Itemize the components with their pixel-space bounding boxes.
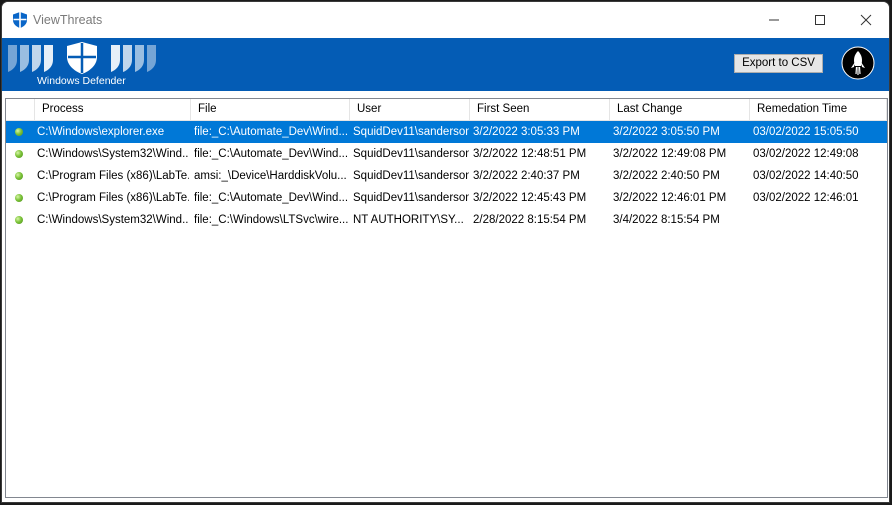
cell-file: file:_C:\Automate_Dev\Wind... xyxy=(194,148,348,160)
column-header-process[interactable]: Process xyxy=(35,99,191,120)
cell-first-seen: 3/2/2022 2:40:37 PM xyxy=(473,170,580,182)
column-header-last-change[interactable]: Last Change xyxy=(610,99,750,120)
app-window: ViewThreats Windows Defender Export to C… xyxy=(1,1,890,503)
column-header-file[interactable]: File xyxy=(191,99,350,120)
maximize-icon xyxy=(815,15,825,25)
table-row[interactable]: C:\Windows\System32\Wind... file:_C:\Win… xyxy=(6,209,887,231)
window-title: ViewThreats xyxy=(33,13,103,27)
cell-first-seen: 3/2/2022 3:05:33 PM xyxy=(473,126,580,138)
cell-process: C:\Program Files (x86)\LabTe... xyxy=(37,170,189,182)
cell-process: C:\Windows\explorer.exe xyxy=(37,126,165,138)
table-row[interactable]: C:\Program Files (x86)\LabTe... file:_C:… xyxy=(6,187,887,209)
rocket-icon[interactable] xyxy=(841,46,875,80)
table-row[interactable]: C:\Program Files (x86)\LabTe... amsi:_\D… xyxy=(6,165,887,187)
cell-first-seen: 3/2/2022 12:48:51 PM xyxy=(473,148,587,160)
cell-process: C:\Windows\System32\Wind... xyxy=(37,214,189,226)
cell-first-seen: 3/2/2022 12:45:43 PM xyxy=(473,192,587,204)
column-header-status[interactable] xyxy=(6,99,35,120)
cell-last-change: 3/4/2022 8:15:54 PM xyxy=(613,214,720,226)
close-icon xyxy=(860,14,872,26)
banner-gap xyxy=(2,91,889,98)
cell-first-seen: 2/28/2022 8:15:54 PM xyxy=(473,214,587,226)
cell-user: SquidDev11\sanderson xyxy=(353,126,469,138)
green-status-dot-icon xyxy=(15,150,23,158)
green-status-dot-icon xyxy=(15,128,23,136)
cell-remediation-time: 03/02/2022 14:40:50 xyxy=(753,170,859,182)
threats-list[interactable]: Process File User First Seen Last Change… xyxy=(5,98,888,498)
minimize-button[interactable] xyxy=(751,2,797,38)
cell-remediation-time: 03/02/2022 15:05:50 xyxy=(753,126,859,138)
cell-process: C:\Windows\System32\Wind... xyxy=(37,148,189,160)
green-status-dot-icon xyxy=(15,216,23,224)
cell-file: file:_C:\Automate_Dev\Wind... xyxy=(194,192,348,204)
maximize-button[interactable] xyxy=(797,2,843,38)
cell-file: amsi:_\Device\HarddiskVolu... xyxy=(194,170,347,182)
column-header-user[interactable]: User xyxy=(350,99,470,120)
table-row[interactable]: C:\Windows\System32\Wind... file:_C:\Aut… xyxy=(6,143,887,165)
cell-remediation-time xyxy=(753,209,886,231)
cell-file: file:_C:\Windows\LTSvc\wire... xyxy=(194,214,348,226)
close-button[interactable] xyxy=(843,2,889,38)
defender-banner: Windows Defender Export to CSV xyxy=(2,38,889,91)
table-row[interactable]: C:\Windows\explorer.exe file:_C:\Automat… xyxy=(6,121,887,143)
minimize-icon xyxy=(769,19,779,21)
cell-remediation-time: 03/02/2022 12:46:01 xyxy=(753,192,859,204)
cell-user: SquidDev11\sanderson xyxy=(353,192,469,204)
cell-last-change: 3/2/2022 3:05:50 PM xyxy=(613,126,720,138)
cell-remediation-time: 03/02/2022 12:49:08 xyxy=(753,148,859,160)
green-status-dot-icon xyxy=(15,172,23,180)
export-csv-button[interactable]: Export to CSV xyxy=(734,54,823,73)
cell-last-change: 3/2/2022 12:49:08 PM xyxy=(613,148,727,160)
green-status-dot-icon xyxy=(15,194,23,202)
column-header-remediation-time[interactable]: Remedation Time xyxy=(750,99,887,120)
defender-shields-icon xyxy=(8,42,156,74)
cell-file: file:_C:\Automate_Dev\Wind... xyxy=(194,126,348,138)
cell-last-change: 3/2/2022 2:40:50 PM xyxy=(613,170,720,182)
cell-last-change: 3/2/2022 12:46:01 PM xyxy=(613,192,727,204)
table-header: Process File User First Seen Last Change… xyxy=(6,99,887,121)
cell-user: NT AUTHORITY\SY... xyxy=(353,214,464,226)
column-header-first-seen[interactable]: First Seen xyxy=(470,99,610,120)
cell-user: SquidDev11\sanderson xyxy=(353,148,469,160)
defender-caption: Windows Defender xyxy=(37,75,126,87)
cell-user: SquidDev11\sanderson xyxy=(353,170,469,182)
shield-icon xyxy=(13,12,27,28)
cell-process: C:\Program Files (x86)\LabTe... xyxy=(37,192,189,204)
title-bar[interactable]: ViewThreats xyxy=(2,2,889,38)
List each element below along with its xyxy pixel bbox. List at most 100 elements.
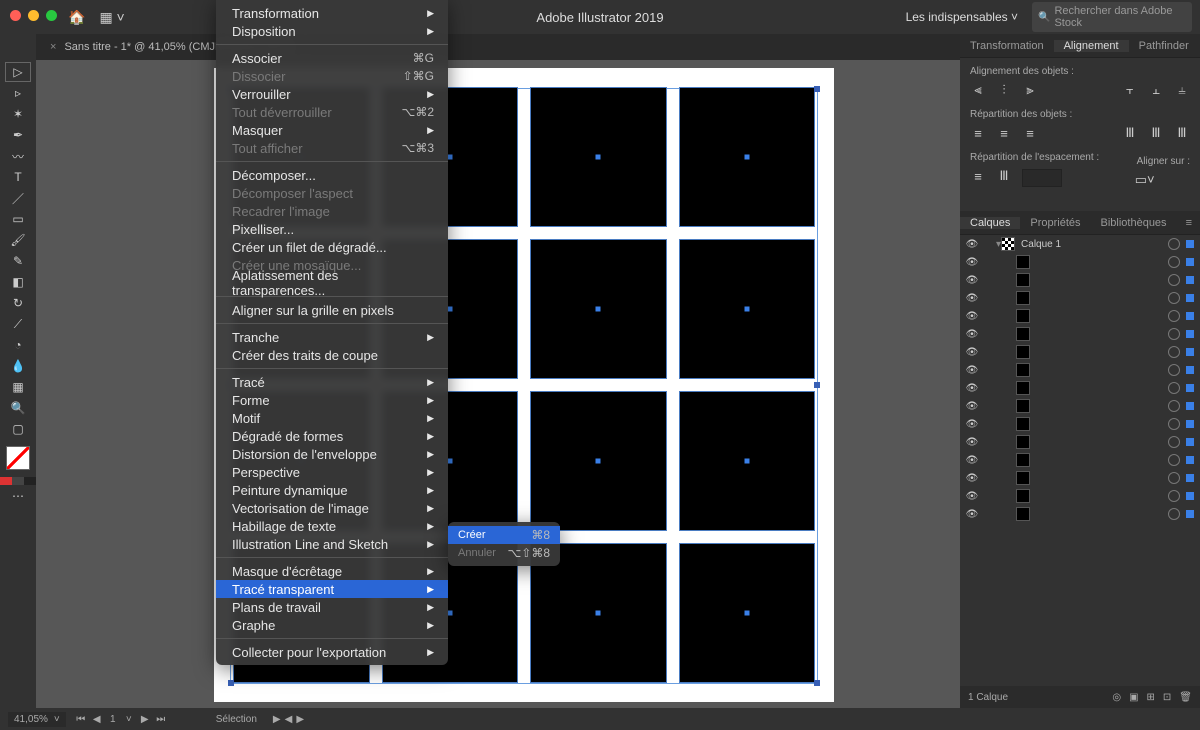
menu-item[interactable]: Associer⌘G [216, 49, 448, 67]
menu-item[interactable]: Distorsion de l'enveloppe▶ [216, 445, 448, 463]
tab-pathfinder[interactable]: Pathfinder [1129, 40, 1199, 52]
sublayer-row[interactable]: 👁 [960, 343, 1200, 361]
align-to-selection-icon[interactable]: ▭˅ [1137, 173, 1153, 187]
menu-item[interactable]: Créer un filet de dégradé... [216, 238, 448, 256]
target-icon[interactable] [1168, 436, 1180, 448]
sublayer-row[interactable]: 👁 [960, 487, 1200, 505]
menu-item[interactable]: Dégradé de formes▶ [216, 427, 448, 445]
rectangle[interactable] [531, 392, 666, 530]
width-tool[interactable]: ⟋ [5, 314, 31, 334]
pen-tool[interactable]: ✒ [5, 125, 31, 145]
zoom-tool[interactable]: 🔍 [5, 398, 31, 418]
target-icon[interactable] [1168, 364, 1180, 376]
menu-item[interactable]: Disposition▶ [216, 22, 448, 40]
sublayer-row[interactable]: 👁 [960, 325, 1200, 343]
visibility-toggle-icon[interactable]: 👁 [964, 275, 980, 286]
menu-item[interactable]: Forme▶ [216, 391, 448, 409]
menu-item[interactable]: Masque d'écrêtage▶ [216, 562, 448, 580]
edit-toolbar-icon[interactable]: ⋯ [5, 486, 31, 506]
visibility-toggle-icon[interactable]: 👁 [964, 419, 980, 430]
target-icon[interactable] [1168, 508, 1180, 520]
target-icon[interactable] [1168, 454, 1180, 466]
rectangle[interactable] [680, 240, 815, 378]
status-nav-left-icon[interactable]: ◀ [285, 714, 293, 725]
align-vcenter-icon[interactable]: ⫠ [1148, 83, 1164, 97]
shape-builder-tool[interactable]: ◔ [5, 335, 31, 355]
menu-item[interactable]: Aligner sur la grille en pixels [216, 301, 448, 319]
align-left-icon[interactable]: ⫷ [970, 83, 986, 97]
menu-item[interactable]: Collecter pour l'exportation▶ [216, 643, 448, 661]
tab-alignement[interactable]: Alignement [1054, 40, 1129, 52]
magic-wand-tool[interactable]: ✶ [5, 104, 31, 124]
menu-item[interactable]: Graphe▶ [216, 616, 448, 634]
target-icon[interactable] [1168, 472, 1180, 484]
visibility-toggle-icon[interactable]: 👁 [964, 347, 980, 358]
zoom-level[interactable]: 41,05% ˅ [8, 712, 66, 727]
menu-item[interactable]: Tranche▶ [216, 328, 448, 346]
hdist-space-icon[interactable]: Ⅲ [996, 169, 1012, 183]
rectangle[interactable] [680, 392, 815, 530]
menu-item[interactable]: Habillage de texte▶ [216, 517, 448, 535]
artboard-navigator[interactable]: ⏮◀1˅▶⏭ [74, 714, 168, 725]
menu-item[interactable]: Tracé transparent▶ [216, 580, 448, 598]
target-icon[interactable] [1168, 328, 1180, 340]
target-icon[interactable] [1168, 274, 1180, 286]
visibility-toggle-icon[interactable]: 👁 [964, 473, 980, 484]
sublayer-row[interactable]: 👁 [960, 361, 1200, 379]
panel-menu-icon[interactable]: ≡ [1178, 217, 1200, 229]
target-icon[interactable] [1168, 418, 1180, 430]
target-icon[interactable] [1168, 490, 1180, 502]
vdist-space-icon[interactable]: ≡ [970, 169, 986, 183]
eraser-tool[interactable]: ◧ [5, 272, 31, 292]
shaper-tool[interactable]: ✎ [5, 251, 31, 271]
sublayer-row[interactable]: 👁 [960, 451, 1200, 469]
object-menu[interactable]: Transformation▶Disposition▶ Associer⌘G Dis… [216, 0, 448, 665]
vdist-bottom-icon[interactable]: ≡ [1022, 126, 1038, 140]
menu-item[interactable]: Décomposer... [216, 166, 448, 184]
target-icon[interactable] [1168, 310, 1180, 322]
menu-item[interactable]: Tracé▶ [216, 373, 448, 391]
type-tool[interactable]: T [5, 167, 31, 187]
menu-item[interactable]: Perspective▶ [216, 463, 448, 481]
sublayer-row[interactable]: 👁 [960, 271, 1200, 289]
status-prev-icon[interactable]: ▶ [273, 714, 281, 725]
menu-item[interactable]: Illustration Line and Sketch▶ [216, 535, 448, 553]
sublayer-row[interactable]: 👁 [960, 253, 1200, 271]
new-sublayer-icon[interactable]: ⊞ [1147, 692, 1155, 703]
draw-mode-icons[interactable] [0, 477, 36, 485]
curvature-tool[interactable]: 〰 [5, 146, 31, 166]
target-icon[interactable] [1168, 400, 1180, 412]
menu-item[interactable]: Aplatissement des transparences... [216, 274, 448, 292]
target-icon[interactable] [1168, 292, 1180, 304]
sublayer-row[interactable]: 👁 [960, 289, 1200, 307]
stock-search-input[interactable]: Rechercher dans Adobe Stock [1032, 2, 1192, 32]
visibility-toggle-icon[interactable]: 👁 [964, 401, 980, 412]
hdist-right-icon[interactable]: Ⅲ [1174, 126, 1190, 140]
menu-item[interactable]: Masquer▶ [216, 121, 448, 139]
sublayer-row[interactable]: 👁 [960, 307, 1200, 325]
direct-selection-tool[interactable]: ▹ [5, 83, 31, 103]
fullscreen-window-icon[interactable] [46, 10, 57, 21]
eyedropper-tool[interactable]: 💧 [5, 356, 31, 376]
selection-handle[interactable] [814, 382, 820, 388]
sublayer-row[interactable]: 👁 [960, 415, 1200, 433]
sublayer-row[interactable]: 👁 [960, 505, 1200, 523]
status-nav-right-icon[interactable]: ▶ [296, 714, 304, 725]
minimize-window-icon[interactable] [28, 10, 39, 21]
visibility-toggle-icon[interactable]: 👁 [964, 455, 980, 466]
menu-item[interactable]: Créer des traits de coupe [216, 346, 448, 364]
new-layer-icon[interactable]: ⊡ [1163, 692, 1171, 703]
tab-proprietes[interactable]: Propriétés [1020, 217, 1090, 229]
target-icon[interactable] [1168, 346, 1180, 358]
window-controls[interactable] [10, 10, 57, 21]
tab-transformation[interactable]: Transformation [960, 40, 1054, 52]
target-icon[interactable] [1168, 256, 1180, 268]
submenu-item[interactable]: Créer⌘8 [448, 526, 560, 544]
menu-item[interactable]: Transformation▶ [216, 4, 448, 22]
align-top-icon[interactable]: ⫟ [1122, 83, 1138, 97]
tab-calques[interactable]: Calques [960, 217, 1020, 229]
menu-item[interactable]: Plans de travail▶ [216, 598, 448, 616]
visibility-toggle-icon[interactable]: 👁 [964, 293, 980, 304]
artboard-tool[interactable]: ▢ [5, 419, 31, 439]
align-bottom-icon[interactable]: ⫨ [1174, 83, 1190, 97]
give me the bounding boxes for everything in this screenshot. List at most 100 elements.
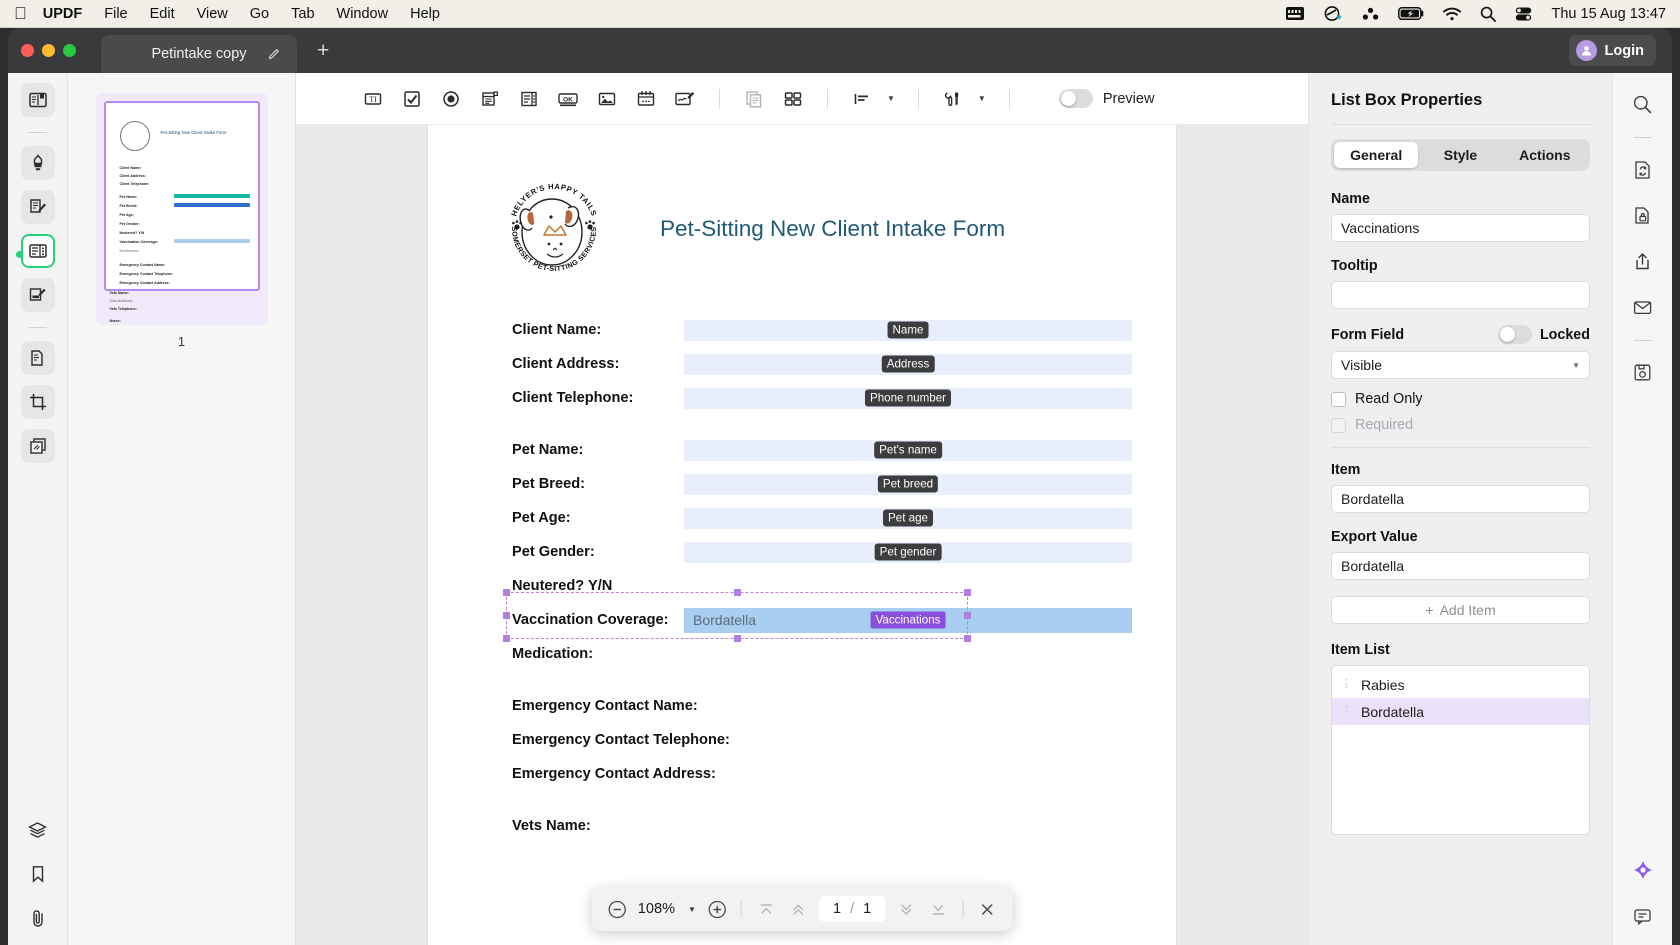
name-input[interactable]: Vaccinations bbox=[1331, 214, 1590, 242]
ai-assistant-icon[interactable] bbox=[1626, 853, 1660, 887]
resize-handle-mr[interactable] bbox=[964, 612, 971, 619]
keyboard-icon[interactable] bbox=[1286, 7, 1304, 20]
menu-item-go[interactable]: Go bbox=[250, 6, 269, 22]
resize-handle-tr[interactable] bbox=[964, 589, 971, 596]
sidebar-item-annotate[interactable] bbox=[21, 190, 55, 224]
menu-item-window[interactable]: Window bbox=[337, 6, 389, 22]
protect-icon[interactable] bbox=[1626, 198, 1660, 232]
form-field-client-name[interactable]: Name bbox=[684, 320, 1132, 341]
item-input[interactable]: Bordatella bbox=[1331, 485, 1590, 513]
export-value-input[interactable]: Bordatella bbox=[1331, 552, 1590, 580]
combo-box-icon[interactable] bbox=[473, 83, 507, 115]
search-icon[interactable] bbox=[1480, 6, 1496, 22]
pencil-icon[interactable] bbox=[267, 47, 281, 61]
form-tools-icon[interactable] bbox=[936, 83, 970, 115]
tooltip-input[interactable] bbox=[1331, 281, 1590, 309]
convert-icon[interactable] bbox=[1626, 152, 1660, 186]
read-only-row[interactable]: Read Only bbox=[1331, 391, 1590, 407]
sidebar-item-layers[interactable] bbox=[21, 813, 55, 847]
prev-page-icon[interactable] bbox=[787, 898, 809, 920]
save-as-icon[interactable] bbox=[1626, 355, 1660, 389]
form-field-client-address[interactable]: Address bbox=[684, 354, 1132, 375]
signature-field-icon[interactable] bbox=[668, 83, 702, 115]
pdf-canvas[interactable]: HELYER'S HAPPY TAILS SOMERSET PET-SITTIN… bbox=[296, 125, 1308, 945]
tile-layout-icon[interactable] bbox=[776, 83, 810, 115]
chevron-down-icon-zoom[interactable]: ▼ bbox=[688, 905, 696, 914]
chevron-down-icon-tools[interactable]: ▼ bbox=[978, 94, 986, 103]
maximize-window-button[interactable] bbox=[63, 44, 76, 57]
resize-handle-tl[interactable] bbox=[503, 589, 510, 596]
search-icon[interactable] bbox=[1626, 87, 1660, 121]
comment-icon[interactable] bbox=[1626, 899, 1660, 933]
visibility-select[interactable]: Visible ▼ bbox=[1331, 351, 1590, 379]
resize-handle-ml[interactable] bbox=[503, 612, 510, 619]
email-icon[interactable] bbox=[1626, 290, 1660, 324]
minimize-window-button[interactable] bbox=[42, 44, 55, 57]
tab-general[interactable]: General bbox=[1334, 142, 1418, 168]
apple-icon[interactable]:  bbox=[14, 5, 27, 22]
sidebar-item-form-fields[interactable] bbox=[21, 234, 55, 268]
form-field-pet-name[interactable]: Pet's name bbox=[684, 440, 1132, 461]
menu-item-view[interactable]: View bbox=[197, 6, 228, 22]
menu-item-edit[interactable]: Edit bbox=[150, 6, 175, 22]
current-page[interactable]: 1 bbox=[833, 901, 841, 917]
plus-circle-icon[interactable] bbox=[706, 898, 728, 920]
read-only-checkbox[interactable] bbox=[1331, 392, 1346, 407]
form-field-pet-age[interactable]: Pet age bbox=[684, 508, 1132, 529]
battery-charging-icon[interactable] bbox=[1398, 7, 1424, 20]
sidebar-item-highlighter[interactable] bbox=[21, 146, 55, 180]
image-field-icon[interactable] bbox=[590, 83, 624, 115]
date-field-icon[interactable] bbox=[629, 83, 663, 115]
locked-group[interactable]: Locked bbox=[1498, 325, 1590, 344]
close-window-button[interactable] bbox=[21, 44, 34, 57]
list-item[interactable]: ⋮ Bordatella bbox=[1332, 698, 1589, 725]
list-box-icon[interactable] bbox=[512, 83, 546, 115]
resize-handle-tc[interactable] bbox=[734, 589, 741, 596]
form-field-client-telephone[interactable]: Phone number bbox=[684, 388, 1132, 409]
wifi-icon[interactable] bbox=[1443, 7, 1461, 21]
menu-item-updf[interactable]: UPDF bbox=[43, 6, 82, 22]
close-icon[interactable] bbox=[976, 898, 998, 920]
cloud-sync-icon[interactable] bbox=[1323, 6, 1343, 22]
document-tab[interactable]: Petintake copy bbox=[101, 35, 297, 73]
last-page-icon[interactable] bbox=[927, 898, 949, 920]
sidebar-item-bookmark[interactable] bbox=[21, 857, 55, 891]
text-field-icon[interactable]: TI bbox=[356, 83, 390, 115]
sidebar-item-attachment[interactable] bbox=[21, 901, 55, 935]
menu-item-help[interactable]: Help bbox=[410, 6, 440, 22]
radio-button-icon[interactable] bbox=[434, 83, 468, 115]
minus-circle-icon[interactable] bbox=[606, 898, 628, 920]
share-icon[interactable] bbox=[1626, 244, 1660, 278]
menu-item-file[interactable]: File bbox=[104, 6, 127, 22]
sidebar-item-crop[interactable] bbox=[21, 385, 55, 419]
chevron-down-icon-align[interactable]: ▼ bbox=[887, 94, 895, 103]
drag-handle-icon[interactable]: ⋮ bbox=[1341, 679, 1352, 690]
checkbox-icon[interactable] bbox=[395, 83, 429, 115]
sidebar-item-reader-mode[interactable] bbox=[21, 83, 55, 117]
preview-toggle-group[interactable]: Preview bbox=[1059, 89, 1155, 108]
item-list[interactable]: ⋮ Rabies ⋮ Bordatella bbox=[1331, 665, 1590, 835]
sidebar-item-compare[interactable] bbox=[21, 429, 55, 463]
form-field-pet-breed[interactable]: Pet breed bbox=[684, 474, 1132, 495]
page-indicator[interactable]: 1 / 1 bbox=[819, 896, 885, 922]
locked-toggle[interactable] bbox=[1498, 325, 1532, 344]
tab-style[interactable]: Style bbox=[1418, 142, 1502, 168]
control-center-icon[interactable] bbox=[1515, 7, 1532, 21]
sidebar-item-edit-pdf[interactable] bbox=[21, 278, 55, 312]
duplicate-icon[interactable] bbox=[737, 83, 771, 115]
zoom-level[interactable]: 108% bbox=[638, 901, 675, 917]
next-page-icon[interactable] bbox=[895, 898, 917, 920]
push-button-icon[interactable]: OK bbox=[551, 83, 585, 115]
form-field-pet-gender[interactable]: Pet gender bbox=[684, 542, 1132, 563]
login-button[interactable]: Login bbox=[1569, 35, 1656, 66]
add-item-button[interactable]: + Add Item bbox=[1331, 596, 1590, 624]
menubar-clock[interactable]: Thu 15 Aug 13:47 bbox=[1552, 6, 1667, 22]
first-page-icon[interactable] bbox=[755, 898, 777, 920]
list-item[interactable]: ⋮ Rabies bbox=[1332, 671, 1589, 698]
preview-toggle[interactable] bbox=[1059, 89, 1093, 108]
thumbnail-item[interactable]: Pet-Sitting New Client Intake Form Clien… bbox=[96, 93, 268, 325]
sidebar-item-organize-pages[interactable] bbox=[21, 341, 55, 375]
plus-icon[interactable]: + bbox=[317, 39, 329, 63]
pdf-page[interactable]: HELYER'S HAPPY TAILS SOMERSET PET-SITTIN… bbox=[428, 125, 1176, 945]
align-left-icon[interactable] bbox=[845, 83, 879, 115]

Direction: Retype the lines from the one containing "menu-item[interactable]: Associer⌘G [216, 49, 448, 67]" through the one containing "pen-tool[interactable]: ✒ [5, 125, 31, 145]", inclusive, with no changes.

Response to the task:
menu-item[interactable]: Associer⌘G [216, 49, 448, 67]
menu-item[interactable]: Distorsion de l'enveloppe▶ [216, 445, 448, 463]
tab-pathfinder[interactable]: Pathfinder [1129, 40, 1199, 52]
sublayer-row[interactable]: 👁 [960, 343, 1200, 361]
align-to-selection-icon[interactable]: ▭˅ [1137, 173, 1153, 187]
menu-item[interactable]: Créer un filet de dégradé... [216, 238, 448, 256]
target-icon[interactable] [1168, 436, 1180, 448]
sublayer-row[interactable]: 👁 [960, 487, 1200, 505]
menu-item[interactable]: Dégradé de formes▶ [216, 427, 448, 445]
rectangle[interactable] [531, 392, 666, 530]
width-tool[interactable]: ⟋ [5, 314, 31, 334]
pen-tool[interactable]: ✒ [5, 125, 31, 145]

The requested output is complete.